What you have to do:
Looking at the data below, count the lines that contain the string "like". Write only the total.
━━━━━━━━
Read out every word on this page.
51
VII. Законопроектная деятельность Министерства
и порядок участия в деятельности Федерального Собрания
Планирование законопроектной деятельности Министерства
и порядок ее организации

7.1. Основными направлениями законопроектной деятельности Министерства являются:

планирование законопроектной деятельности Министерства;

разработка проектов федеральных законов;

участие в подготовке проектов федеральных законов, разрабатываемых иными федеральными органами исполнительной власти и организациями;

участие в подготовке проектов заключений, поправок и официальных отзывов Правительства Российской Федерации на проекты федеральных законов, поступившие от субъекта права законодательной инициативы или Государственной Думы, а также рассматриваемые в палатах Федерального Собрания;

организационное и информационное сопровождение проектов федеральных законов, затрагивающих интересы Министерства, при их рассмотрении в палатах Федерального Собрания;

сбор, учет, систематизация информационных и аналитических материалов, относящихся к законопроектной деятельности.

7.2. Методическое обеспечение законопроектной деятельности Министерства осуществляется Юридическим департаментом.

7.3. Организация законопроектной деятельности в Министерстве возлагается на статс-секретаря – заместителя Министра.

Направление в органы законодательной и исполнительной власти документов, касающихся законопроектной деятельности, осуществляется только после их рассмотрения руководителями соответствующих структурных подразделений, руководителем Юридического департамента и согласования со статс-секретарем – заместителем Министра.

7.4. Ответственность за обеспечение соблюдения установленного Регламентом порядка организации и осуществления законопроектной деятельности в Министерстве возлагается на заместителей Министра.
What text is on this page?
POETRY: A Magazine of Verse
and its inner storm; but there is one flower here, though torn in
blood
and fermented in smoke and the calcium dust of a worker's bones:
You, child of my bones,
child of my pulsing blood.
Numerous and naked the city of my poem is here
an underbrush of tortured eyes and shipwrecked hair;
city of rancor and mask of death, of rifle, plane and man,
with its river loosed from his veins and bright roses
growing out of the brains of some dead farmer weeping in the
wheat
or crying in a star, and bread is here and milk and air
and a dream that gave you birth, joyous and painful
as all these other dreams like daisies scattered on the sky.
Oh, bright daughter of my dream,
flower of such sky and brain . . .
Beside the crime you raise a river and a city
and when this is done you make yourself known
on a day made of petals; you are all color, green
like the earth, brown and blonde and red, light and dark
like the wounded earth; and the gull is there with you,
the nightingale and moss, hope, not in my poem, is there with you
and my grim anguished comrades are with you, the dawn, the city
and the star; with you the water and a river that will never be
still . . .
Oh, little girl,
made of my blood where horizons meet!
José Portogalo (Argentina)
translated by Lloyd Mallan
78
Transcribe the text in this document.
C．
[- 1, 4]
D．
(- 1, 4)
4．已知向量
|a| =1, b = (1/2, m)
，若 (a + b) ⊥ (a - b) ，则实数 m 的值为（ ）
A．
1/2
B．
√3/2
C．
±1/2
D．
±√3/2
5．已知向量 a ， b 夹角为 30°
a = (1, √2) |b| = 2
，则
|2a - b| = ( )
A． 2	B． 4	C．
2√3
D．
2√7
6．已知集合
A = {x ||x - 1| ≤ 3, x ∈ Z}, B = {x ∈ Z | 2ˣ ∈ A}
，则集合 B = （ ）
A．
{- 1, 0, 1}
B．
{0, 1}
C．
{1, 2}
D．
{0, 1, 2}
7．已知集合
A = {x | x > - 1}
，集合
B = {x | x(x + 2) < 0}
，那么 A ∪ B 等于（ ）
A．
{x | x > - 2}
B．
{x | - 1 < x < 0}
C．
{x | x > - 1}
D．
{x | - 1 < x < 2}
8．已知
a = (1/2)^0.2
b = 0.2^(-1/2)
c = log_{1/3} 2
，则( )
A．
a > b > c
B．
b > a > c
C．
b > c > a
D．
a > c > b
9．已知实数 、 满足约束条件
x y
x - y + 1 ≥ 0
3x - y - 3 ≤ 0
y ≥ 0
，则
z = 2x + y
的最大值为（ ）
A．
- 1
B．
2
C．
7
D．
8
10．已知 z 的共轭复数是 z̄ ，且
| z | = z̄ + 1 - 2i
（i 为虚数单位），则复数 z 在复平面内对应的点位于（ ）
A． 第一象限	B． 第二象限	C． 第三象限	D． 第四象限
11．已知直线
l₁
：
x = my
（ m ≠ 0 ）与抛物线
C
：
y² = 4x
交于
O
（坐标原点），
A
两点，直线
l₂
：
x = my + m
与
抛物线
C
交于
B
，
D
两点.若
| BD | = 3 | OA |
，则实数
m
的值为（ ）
━━━━━━━━
Written response:
3